Dataset extract:
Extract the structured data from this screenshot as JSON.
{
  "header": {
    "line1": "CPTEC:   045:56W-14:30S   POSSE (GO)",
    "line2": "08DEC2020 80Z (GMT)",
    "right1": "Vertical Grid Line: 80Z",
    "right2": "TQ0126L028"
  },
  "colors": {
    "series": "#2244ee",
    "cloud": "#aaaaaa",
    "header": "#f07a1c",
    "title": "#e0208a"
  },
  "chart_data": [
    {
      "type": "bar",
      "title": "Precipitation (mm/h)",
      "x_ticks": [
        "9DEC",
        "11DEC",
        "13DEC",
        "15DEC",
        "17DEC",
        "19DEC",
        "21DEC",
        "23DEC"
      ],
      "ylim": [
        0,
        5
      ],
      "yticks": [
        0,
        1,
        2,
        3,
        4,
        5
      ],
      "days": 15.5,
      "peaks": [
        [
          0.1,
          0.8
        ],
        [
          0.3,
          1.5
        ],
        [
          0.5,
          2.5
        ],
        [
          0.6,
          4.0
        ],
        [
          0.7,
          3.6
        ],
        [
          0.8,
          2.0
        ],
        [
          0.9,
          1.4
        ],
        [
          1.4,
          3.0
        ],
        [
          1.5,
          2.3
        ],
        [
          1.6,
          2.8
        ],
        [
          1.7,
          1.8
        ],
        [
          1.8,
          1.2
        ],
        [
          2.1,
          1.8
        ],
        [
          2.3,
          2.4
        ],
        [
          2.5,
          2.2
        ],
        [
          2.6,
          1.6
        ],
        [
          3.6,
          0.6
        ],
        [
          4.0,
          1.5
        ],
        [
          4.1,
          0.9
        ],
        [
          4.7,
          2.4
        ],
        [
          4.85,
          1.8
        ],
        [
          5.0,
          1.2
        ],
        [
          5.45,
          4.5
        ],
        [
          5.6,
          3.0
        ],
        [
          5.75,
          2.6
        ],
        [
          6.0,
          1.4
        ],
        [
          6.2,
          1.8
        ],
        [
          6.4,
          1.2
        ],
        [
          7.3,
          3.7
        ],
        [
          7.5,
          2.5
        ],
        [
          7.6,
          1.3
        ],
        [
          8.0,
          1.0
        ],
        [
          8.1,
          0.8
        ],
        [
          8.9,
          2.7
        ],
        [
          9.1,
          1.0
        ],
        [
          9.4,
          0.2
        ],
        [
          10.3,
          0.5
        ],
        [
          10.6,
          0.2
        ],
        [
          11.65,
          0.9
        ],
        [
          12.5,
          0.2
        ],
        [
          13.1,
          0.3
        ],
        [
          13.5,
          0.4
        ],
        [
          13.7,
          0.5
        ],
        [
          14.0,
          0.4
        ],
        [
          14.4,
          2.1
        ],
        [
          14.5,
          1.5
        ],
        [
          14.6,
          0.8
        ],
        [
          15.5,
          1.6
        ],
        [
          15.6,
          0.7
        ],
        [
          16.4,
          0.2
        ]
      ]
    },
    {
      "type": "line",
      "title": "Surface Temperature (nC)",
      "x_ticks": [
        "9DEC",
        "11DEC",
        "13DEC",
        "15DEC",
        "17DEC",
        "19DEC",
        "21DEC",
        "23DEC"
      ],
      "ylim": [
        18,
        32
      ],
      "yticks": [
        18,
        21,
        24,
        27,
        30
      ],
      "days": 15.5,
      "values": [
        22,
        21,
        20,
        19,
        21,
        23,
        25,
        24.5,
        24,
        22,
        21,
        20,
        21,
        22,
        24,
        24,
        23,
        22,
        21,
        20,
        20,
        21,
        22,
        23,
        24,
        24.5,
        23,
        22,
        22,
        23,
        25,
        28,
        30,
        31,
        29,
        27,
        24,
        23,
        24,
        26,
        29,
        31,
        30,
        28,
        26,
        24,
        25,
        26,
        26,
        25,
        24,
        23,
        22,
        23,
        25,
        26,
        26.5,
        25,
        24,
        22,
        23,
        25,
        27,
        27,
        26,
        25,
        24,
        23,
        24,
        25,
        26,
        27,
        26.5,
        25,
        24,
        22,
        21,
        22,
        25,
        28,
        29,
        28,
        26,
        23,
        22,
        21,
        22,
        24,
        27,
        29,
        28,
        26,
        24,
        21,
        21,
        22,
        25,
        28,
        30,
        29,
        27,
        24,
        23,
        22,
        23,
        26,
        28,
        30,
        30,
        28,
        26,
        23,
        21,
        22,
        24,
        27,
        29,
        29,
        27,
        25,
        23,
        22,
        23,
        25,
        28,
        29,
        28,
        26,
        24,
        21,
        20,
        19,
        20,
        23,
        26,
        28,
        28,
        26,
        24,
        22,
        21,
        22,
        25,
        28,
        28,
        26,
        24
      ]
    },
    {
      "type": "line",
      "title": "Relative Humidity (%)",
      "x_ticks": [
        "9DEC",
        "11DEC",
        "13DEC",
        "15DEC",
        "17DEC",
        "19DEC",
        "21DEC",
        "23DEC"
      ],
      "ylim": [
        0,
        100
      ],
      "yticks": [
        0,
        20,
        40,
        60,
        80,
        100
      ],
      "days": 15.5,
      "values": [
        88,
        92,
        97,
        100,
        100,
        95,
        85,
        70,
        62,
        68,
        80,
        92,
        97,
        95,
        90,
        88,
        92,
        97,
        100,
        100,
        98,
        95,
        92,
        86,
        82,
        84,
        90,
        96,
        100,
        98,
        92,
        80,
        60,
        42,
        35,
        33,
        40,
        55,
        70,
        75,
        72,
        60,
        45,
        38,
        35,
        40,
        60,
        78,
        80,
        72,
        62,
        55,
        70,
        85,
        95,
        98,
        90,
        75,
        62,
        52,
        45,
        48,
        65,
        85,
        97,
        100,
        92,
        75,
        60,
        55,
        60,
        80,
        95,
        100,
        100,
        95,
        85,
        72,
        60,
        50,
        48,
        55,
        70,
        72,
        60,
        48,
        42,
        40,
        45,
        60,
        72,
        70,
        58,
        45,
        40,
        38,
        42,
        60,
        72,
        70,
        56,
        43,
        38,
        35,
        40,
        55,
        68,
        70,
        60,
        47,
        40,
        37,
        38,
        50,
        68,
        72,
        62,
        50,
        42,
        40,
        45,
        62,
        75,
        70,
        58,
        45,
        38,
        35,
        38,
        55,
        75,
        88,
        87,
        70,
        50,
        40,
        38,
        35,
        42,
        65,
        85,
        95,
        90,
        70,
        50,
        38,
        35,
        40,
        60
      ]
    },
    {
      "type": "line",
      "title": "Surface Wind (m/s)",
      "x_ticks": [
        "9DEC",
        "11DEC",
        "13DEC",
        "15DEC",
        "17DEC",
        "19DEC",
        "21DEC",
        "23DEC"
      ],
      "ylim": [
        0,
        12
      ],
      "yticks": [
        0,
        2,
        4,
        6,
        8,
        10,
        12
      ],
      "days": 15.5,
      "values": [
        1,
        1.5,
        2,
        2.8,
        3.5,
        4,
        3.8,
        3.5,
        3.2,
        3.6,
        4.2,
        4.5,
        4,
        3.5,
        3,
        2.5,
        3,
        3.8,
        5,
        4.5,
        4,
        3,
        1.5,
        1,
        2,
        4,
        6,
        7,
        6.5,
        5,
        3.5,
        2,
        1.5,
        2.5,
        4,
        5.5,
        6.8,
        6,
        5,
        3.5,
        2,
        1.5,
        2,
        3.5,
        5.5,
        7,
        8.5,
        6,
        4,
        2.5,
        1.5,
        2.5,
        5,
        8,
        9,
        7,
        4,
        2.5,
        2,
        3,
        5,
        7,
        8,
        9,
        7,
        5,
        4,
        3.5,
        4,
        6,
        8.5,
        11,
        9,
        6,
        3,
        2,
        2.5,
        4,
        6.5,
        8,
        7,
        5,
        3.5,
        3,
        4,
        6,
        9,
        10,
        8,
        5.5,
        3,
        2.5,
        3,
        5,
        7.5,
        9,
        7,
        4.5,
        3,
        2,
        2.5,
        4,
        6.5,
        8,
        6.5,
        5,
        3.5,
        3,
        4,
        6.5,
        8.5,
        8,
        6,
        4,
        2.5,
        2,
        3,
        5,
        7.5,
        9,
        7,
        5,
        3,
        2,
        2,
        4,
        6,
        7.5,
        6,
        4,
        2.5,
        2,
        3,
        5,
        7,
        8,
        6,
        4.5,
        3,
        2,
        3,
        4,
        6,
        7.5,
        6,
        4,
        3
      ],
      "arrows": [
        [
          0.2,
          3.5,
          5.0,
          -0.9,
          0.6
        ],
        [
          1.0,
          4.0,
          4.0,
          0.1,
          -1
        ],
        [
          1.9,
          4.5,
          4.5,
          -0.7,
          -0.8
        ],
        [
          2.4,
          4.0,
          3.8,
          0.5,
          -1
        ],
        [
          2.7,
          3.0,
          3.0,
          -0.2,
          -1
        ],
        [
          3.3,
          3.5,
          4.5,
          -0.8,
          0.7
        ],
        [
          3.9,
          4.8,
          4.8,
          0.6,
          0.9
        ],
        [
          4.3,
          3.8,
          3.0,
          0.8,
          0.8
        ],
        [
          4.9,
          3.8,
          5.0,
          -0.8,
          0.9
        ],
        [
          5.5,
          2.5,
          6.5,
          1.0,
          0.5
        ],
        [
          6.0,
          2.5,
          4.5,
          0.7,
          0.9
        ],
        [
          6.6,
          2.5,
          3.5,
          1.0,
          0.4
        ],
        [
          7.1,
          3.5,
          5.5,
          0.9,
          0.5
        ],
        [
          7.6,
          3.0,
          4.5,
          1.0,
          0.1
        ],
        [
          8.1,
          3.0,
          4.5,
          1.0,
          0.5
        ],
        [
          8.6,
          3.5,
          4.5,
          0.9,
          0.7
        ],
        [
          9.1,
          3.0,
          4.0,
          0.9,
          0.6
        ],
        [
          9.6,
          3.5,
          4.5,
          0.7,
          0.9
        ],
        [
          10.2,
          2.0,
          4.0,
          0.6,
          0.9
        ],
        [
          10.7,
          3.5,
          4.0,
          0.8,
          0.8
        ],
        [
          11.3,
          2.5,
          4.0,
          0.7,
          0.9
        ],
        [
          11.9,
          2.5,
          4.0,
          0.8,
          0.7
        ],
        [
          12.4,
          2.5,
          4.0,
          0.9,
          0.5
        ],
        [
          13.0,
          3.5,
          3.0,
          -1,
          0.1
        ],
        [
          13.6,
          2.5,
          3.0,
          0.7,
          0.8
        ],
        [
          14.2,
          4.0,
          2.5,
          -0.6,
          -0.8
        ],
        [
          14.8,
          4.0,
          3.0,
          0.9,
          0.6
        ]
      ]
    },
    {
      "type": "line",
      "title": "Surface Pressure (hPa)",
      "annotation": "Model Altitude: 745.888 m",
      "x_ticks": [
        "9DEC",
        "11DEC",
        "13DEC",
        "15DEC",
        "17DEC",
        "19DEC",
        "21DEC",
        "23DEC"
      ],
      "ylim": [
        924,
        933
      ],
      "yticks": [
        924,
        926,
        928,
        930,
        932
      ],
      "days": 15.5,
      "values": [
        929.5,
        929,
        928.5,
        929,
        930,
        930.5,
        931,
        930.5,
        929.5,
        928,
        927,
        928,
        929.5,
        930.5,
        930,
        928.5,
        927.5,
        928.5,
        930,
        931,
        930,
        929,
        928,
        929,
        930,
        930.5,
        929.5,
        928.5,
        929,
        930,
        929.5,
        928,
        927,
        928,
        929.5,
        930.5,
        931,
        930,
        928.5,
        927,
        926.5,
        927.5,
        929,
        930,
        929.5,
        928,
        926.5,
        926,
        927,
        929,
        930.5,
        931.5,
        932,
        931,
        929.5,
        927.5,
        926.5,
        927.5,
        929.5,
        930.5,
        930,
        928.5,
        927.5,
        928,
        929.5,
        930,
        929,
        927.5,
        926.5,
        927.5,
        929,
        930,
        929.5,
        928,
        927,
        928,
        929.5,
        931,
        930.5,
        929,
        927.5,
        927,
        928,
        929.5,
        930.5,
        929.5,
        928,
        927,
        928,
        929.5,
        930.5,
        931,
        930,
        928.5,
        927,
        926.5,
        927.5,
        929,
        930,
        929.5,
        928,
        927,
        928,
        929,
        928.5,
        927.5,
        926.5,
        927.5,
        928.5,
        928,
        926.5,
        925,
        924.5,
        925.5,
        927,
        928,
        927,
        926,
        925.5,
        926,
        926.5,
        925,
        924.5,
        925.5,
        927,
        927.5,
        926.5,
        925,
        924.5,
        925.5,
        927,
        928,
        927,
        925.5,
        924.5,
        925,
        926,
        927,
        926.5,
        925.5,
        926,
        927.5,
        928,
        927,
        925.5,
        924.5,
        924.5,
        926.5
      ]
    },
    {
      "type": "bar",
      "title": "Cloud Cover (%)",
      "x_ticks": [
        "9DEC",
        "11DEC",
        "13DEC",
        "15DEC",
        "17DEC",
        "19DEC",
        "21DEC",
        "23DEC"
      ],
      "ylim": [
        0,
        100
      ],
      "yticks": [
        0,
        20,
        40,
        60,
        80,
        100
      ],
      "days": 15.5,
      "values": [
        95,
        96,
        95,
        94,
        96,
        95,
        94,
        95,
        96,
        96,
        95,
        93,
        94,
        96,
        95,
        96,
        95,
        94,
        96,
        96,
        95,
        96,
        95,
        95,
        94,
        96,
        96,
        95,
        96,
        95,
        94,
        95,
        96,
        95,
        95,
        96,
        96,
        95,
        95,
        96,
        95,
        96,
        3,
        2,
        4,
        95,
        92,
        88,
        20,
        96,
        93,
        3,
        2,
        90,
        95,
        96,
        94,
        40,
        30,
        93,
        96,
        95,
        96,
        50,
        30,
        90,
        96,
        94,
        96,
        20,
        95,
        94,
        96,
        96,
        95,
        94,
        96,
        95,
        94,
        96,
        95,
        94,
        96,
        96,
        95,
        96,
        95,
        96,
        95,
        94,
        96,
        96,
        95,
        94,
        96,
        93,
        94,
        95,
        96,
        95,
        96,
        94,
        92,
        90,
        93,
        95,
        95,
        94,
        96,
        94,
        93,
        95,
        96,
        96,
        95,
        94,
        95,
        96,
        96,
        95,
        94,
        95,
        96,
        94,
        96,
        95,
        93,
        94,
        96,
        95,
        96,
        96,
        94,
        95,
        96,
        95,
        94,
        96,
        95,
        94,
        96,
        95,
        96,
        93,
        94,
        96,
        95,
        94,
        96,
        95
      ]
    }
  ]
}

Instructions for the task:
Search the entries for the word "Surface", then gather every line that has it.

Full response:
      "title": "Surface Temperature (nC)",
      "title": "Surface Wind (m/s)",
      "title": "Surface Pressure (hPa)",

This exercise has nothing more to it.